→ **The problem**
Transcribe every line exactly. Leave the pictures behind.

+++

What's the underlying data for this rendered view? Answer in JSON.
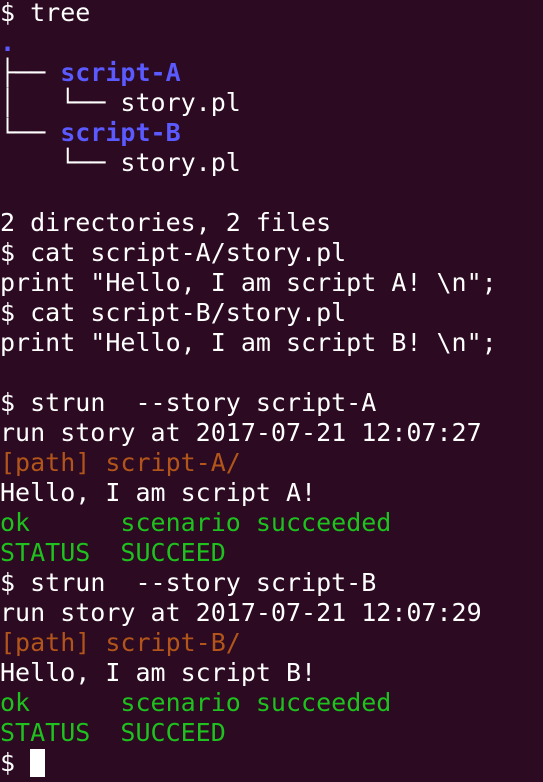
{
  "prompt": "$ ",
  "tree_cmd": "tree",
  "tree": {
    "root": ".",
    "branch_mid": "├── ",
    "branch_sub_indent": "│   └── ",
    "branch_last": "└── ",
    "branch_last_sub_indent": "    └── ",
    "dir_a": "script-A",
    "file_a": "story.pl",
    "dir_b": "script-B",
    "file_b": "story.pl"
  },
  "summary": "2 directories, 2 files",
  "cat_a_cmd": "cat script-A/story.pl",
  "cat_a_out": "print \"Hello, I am script A! \\n\";",
  "cat_b_cmd": "cat script-B/story.pl",
  "cat_b_out": "print \"Hello, I am script B! \\n\";",
  "run_a": {
    "cmd": "strun  --story script-A",
    "at": "run story at 2017-07-21 12:07:27",
    "path": "[path] script-A/",
    "hello": "Hello, I am script A!",
    "ok": "ok",
    "scenario": "scenario succeeded",
    "status_label": "STATUS",
    "status_value": "SUCCEED"
  },
  "run_b": {
    "cmd": "strun  --story script-B",
    "at": "run story at 2017-07-21 12:07:29",
    "path": "[path] script-B/",
    "hello": "Hello, I am script B!",
    "ok": "ok",
    "scenario": "scenario succeeded",
    "status_label": "STATUS",
    "status_value": "SUCCEED"
  },
  "final_prompt": "$ "
}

+++

→ **Exercise solution**
What's the underlying data for this rendered view? Answer in JSON.
{
  "prompt": "$ ",
  "tree_cmd": "tree",
  "tree": {
    "root": ".",
    "branch_mid": "├── ",
    "branch_sub_indent": "│   └── ",
    "branch_last": "└── ",
    "branch_last_sub_indent": "    └── ",
    "dir_a": "script-A",
    "file_a": "story.pl",
    "dir_b": "script-B",
    "file_b": "story.pl"
  },
  "summary": "2 directories, 2 files",
  "cat_a_cmd": "cat script-A/story.pl",
  "cat_a_out": "print \"Hello, I am script A! \\n\";",
  "cat_b_cmd": "cat script-B/story.pl",
  "cat_b_out": "print \"Hello, I am script B! \\n\";",
  "run_a": {
    "cmd": "strun  --story script-A",
    "at": "run story at 2017-07-21 12:07:27",
    "path": "[path] script-A/",
    "hello": "Hello, I am script A!",
    "ok": "ok",
    "scenario": "scenario succeeded",
    "status_label": "STATUS",
    "status_value": "SUCCEED"
  },
  "run_b": {
    "cmd": "strun  --story script-B",
    "at": "run story at 2017-07-21 12:07:29",
    "path": "[path] script-B/",
    "hello": "Hello, I am script B!",
    "ok": "ok",
    "scenario": "scenario succeeded",
    "status_label": "STATUS",
    "status_value": "SUCCEED"
  },
  "final_prompt": "$ "
}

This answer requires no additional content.